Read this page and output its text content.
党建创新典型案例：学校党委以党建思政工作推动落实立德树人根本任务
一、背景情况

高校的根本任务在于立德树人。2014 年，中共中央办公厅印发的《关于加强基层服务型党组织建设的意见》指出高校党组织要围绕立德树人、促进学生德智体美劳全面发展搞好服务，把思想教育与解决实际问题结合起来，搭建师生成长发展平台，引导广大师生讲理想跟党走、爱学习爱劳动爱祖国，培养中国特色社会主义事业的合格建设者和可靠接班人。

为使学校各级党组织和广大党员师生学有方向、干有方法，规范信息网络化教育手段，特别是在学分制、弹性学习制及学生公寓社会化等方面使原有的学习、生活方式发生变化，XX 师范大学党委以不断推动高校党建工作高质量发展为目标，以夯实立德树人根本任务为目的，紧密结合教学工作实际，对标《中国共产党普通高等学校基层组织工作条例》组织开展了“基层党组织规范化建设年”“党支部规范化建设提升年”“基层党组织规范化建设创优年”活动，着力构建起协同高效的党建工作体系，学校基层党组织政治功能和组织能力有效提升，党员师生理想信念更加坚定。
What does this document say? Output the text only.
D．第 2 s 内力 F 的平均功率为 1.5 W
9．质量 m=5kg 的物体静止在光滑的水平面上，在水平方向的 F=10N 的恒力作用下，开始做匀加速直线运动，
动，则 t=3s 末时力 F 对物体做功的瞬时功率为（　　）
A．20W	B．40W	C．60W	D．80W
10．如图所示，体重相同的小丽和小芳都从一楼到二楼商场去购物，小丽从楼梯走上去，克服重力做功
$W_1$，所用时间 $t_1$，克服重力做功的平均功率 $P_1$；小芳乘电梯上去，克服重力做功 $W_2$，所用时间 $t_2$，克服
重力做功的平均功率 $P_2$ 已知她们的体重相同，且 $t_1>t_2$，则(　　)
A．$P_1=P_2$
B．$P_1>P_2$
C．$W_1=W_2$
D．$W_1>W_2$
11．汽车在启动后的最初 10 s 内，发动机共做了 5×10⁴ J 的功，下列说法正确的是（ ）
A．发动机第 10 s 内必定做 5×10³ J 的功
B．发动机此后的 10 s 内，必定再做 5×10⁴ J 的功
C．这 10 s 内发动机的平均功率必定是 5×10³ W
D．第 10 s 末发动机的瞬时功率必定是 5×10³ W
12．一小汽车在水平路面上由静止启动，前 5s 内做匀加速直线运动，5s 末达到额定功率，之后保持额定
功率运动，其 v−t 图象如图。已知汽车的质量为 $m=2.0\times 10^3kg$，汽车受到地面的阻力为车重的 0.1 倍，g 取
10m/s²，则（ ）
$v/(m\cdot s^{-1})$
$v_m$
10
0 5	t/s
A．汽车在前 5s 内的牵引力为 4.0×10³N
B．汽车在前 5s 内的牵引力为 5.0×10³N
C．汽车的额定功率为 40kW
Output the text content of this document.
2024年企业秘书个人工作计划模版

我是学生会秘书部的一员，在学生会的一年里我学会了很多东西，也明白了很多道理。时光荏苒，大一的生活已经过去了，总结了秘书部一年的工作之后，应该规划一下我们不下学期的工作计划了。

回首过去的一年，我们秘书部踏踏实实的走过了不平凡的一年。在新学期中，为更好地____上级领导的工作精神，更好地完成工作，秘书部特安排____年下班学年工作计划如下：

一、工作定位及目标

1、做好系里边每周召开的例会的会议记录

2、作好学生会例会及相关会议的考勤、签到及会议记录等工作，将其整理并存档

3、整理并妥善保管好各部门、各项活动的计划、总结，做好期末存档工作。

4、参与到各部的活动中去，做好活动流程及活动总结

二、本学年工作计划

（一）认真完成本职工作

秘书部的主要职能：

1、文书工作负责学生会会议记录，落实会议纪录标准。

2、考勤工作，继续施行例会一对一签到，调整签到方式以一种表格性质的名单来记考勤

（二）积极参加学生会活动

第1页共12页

• _Your objective_
From the line containing "Output the text content of this document." down to the last line, reproduce the records exactly. Include both ends.

• _Finished exercise_
Output the text content of this document.
2024年企业秘书个人工作计划模版

我是学生会秘书部的一员，在学生会的一年里我学会了很多东西，也明白了很多道理。时光荏苒，大一的生活已经过去了，总结了秘书部一年的工作之后，应该规划一下我们不下学期的工作计划了。

回首过去的一年，我们秘书部踏踏实实的走过了不平凡的一年。在新学期中，为更好地____上级领导的工作精神，更好地完成工作，秘书部特安排____年下班学年工作计划如下：

一、工作定位及目标

1、做好系里边每周召开的例会的会议记录

2、作好学生会例会及相关会议的考勤、签到及会议记录等工作，将其整理并存档

3、整理并妥善保管好各部门、各项活动的计划、总结，做好期末存档工作。

4、参与到各部的活动中去，做好活动流程及活动总结

二、本学年工作计划

（一）认真完成本职工作

秘书部的主要职能：

1、文书工作负责学生会会议记录，落实会议纪录标准。

2、考勤工作，继续施行例会一对一签到，调整签到方式以一种表格性质的名单来记考勤

（二）积极参加学生会活动

第1页共12页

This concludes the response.